■ Request
Look through the data for the string "垃圾快乐". Copy every line where it is found.

===== Records shown

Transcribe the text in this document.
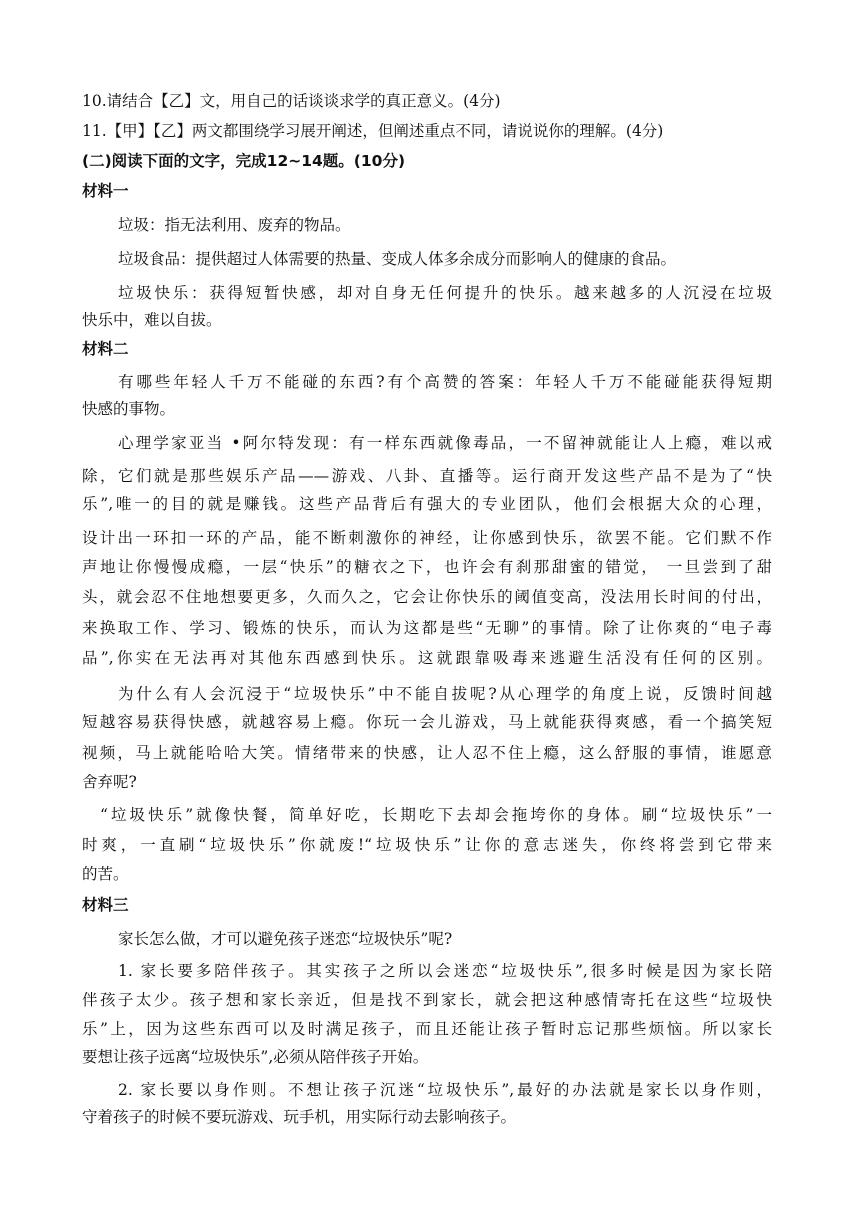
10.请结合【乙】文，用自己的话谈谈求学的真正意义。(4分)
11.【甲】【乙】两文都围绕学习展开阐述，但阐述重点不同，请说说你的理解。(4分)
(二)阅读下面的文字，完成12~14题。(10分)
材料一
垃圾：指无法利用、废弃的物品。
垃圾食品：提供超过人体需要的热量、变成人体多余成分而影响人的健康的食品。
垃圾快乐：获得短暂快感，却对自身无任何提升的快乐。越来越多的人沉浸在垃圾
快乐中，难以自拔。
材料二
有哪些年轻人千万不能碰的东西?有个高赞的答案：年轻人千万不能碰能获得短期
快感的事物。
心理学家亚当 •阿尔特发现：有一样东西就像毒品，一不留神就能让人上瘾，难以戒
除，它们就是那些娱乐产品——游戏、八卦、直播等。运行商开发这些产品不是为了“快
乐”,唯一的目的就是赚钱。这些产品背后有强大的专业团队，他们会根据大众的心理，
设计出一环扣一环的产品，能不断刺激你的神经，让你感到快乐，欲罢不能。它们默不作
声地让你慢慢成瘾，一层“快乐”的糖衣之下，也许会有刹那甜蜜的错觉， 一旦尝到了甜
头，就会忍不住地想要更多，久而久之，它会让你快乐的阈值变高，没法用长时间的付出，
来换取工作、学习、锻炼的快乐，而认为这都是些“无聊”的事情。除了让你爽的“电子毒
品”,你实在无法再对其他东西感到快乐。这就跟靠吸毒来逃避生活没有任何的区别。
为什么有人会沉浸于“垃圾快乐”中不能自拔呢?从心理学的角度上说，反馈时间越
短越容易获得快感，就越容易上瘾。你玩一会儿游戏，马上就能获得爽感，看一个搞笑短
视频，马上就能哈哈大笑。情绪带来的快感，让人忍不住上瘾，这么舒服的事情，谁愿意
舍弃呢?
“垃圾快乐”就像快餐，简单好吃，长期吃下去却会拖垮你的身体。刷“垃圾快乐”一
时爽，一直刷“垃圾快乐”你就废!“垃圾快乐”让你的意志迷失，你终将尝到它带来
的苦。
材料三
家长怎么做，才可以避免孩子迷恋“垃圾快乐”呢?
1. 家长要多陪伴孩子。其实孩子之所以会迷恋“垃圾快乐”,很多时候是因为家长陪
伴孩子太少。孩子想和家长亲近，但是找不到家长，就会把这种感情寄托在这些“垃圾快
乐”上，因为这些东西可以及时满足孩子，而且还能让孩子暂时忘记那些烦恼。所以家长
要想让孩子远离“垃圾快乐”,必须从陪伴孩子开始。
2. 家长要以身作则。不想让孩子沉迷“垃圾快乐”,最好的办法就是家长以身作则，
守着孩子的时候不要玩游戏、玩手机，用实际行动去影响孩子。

==========
===== Records shown

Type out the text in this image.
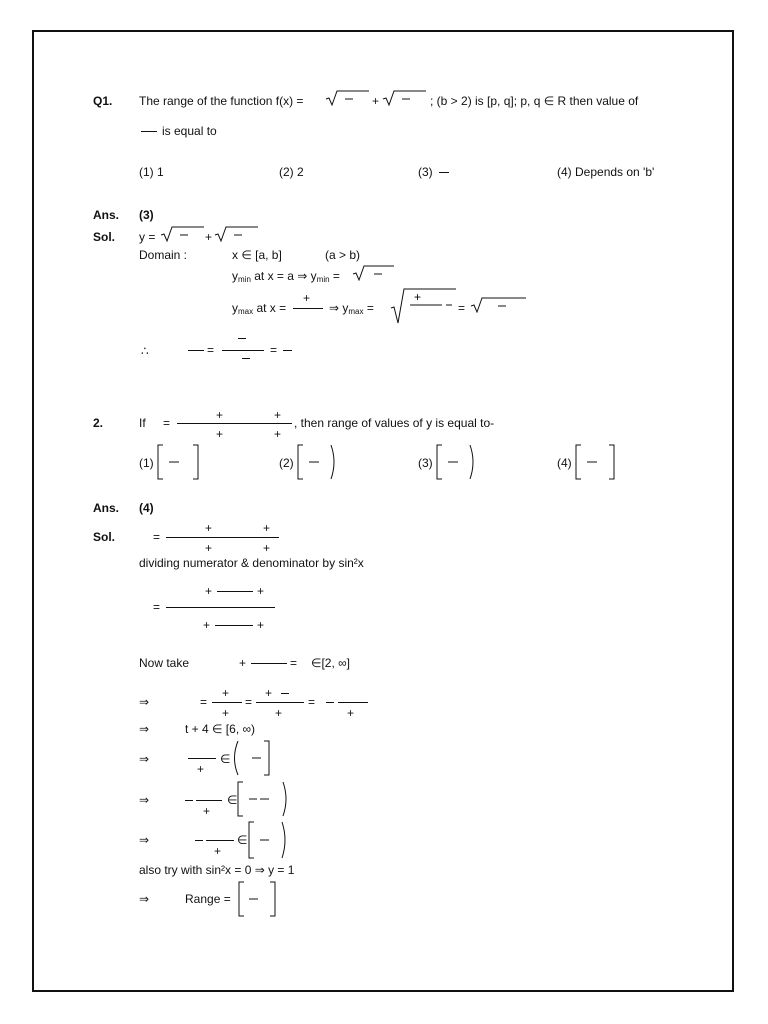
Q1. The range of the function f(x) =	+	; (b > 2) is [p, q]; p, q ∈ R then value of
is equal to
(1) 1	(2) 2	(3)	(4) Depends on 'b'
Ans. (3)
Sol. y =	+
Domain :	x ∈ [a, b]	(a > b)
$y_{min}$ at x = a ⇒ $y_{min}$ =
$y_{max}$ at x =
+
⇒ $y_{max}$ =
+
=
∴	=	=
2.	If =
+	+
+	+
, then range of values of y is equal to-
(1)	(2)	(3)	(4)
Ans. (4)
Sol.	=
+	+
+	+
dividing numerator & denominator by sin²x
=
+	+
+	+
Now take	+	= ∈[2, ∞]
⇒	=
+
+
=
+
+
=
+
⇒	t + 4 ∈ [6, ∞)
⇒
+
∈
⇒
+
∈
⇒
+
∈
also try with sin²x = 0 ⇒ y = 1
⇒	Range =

==========
===== Records shown

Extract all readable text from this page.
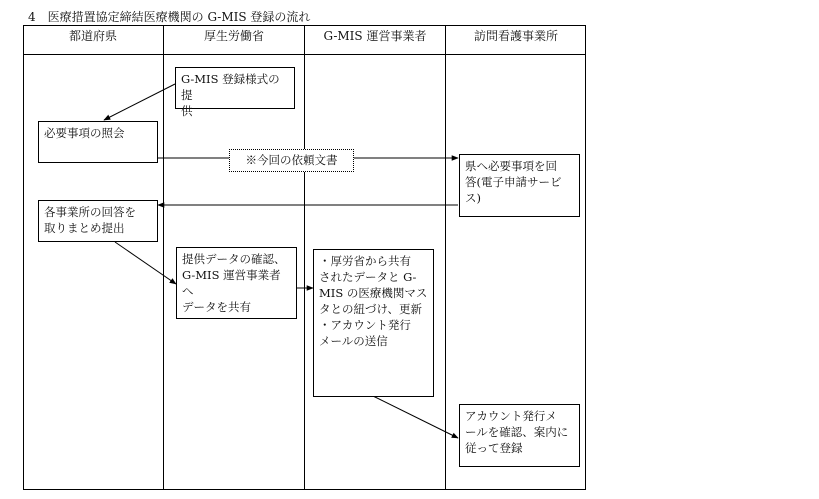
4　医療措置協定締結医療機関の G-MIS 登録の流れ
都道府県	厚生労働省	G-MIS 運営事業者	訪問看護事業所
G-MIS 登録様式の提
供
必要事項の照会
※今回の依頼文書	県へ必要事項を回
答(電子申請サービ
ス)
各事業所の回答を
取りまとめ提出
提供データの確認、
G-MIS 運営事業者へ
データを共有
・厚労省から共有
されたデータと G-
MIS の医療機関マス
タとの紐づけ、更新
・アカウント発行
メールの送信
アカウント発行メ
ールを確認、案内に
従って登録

==========

■ Full output
垃圾快乐：获得短暂快感，却对自身无任何提升的快乐。越来越多的人沉浸在垃圾
为什么有人会沉浸于“垃圾快乐”中不能自拔呢?从心理学的角度上说，反馈时间越
“垃圾快乐”就像快餐，简单好吃，长期吃下去却会拖垮你的身体。刷“垃圾快乐”一
时爽，一直刷“垃圾快乐”你就废!“垃圾快乐”让你的意志迷失，你终将尝到它带来
家长怎么做，才可以避免孩子迷恋“垃圾快乐”呢?
1. 家长要多陪伴孩子。其实孩子之所以会迷恋“垃圾快乐”,很多时候是因为家长陪
要想让孩子远离“垃圾快乐”,必须从陪伴孩子开始。
2. 家长要以身作则。不想让孩子沉迷“垃圾快乐”,最好的办法就是家长以身作则，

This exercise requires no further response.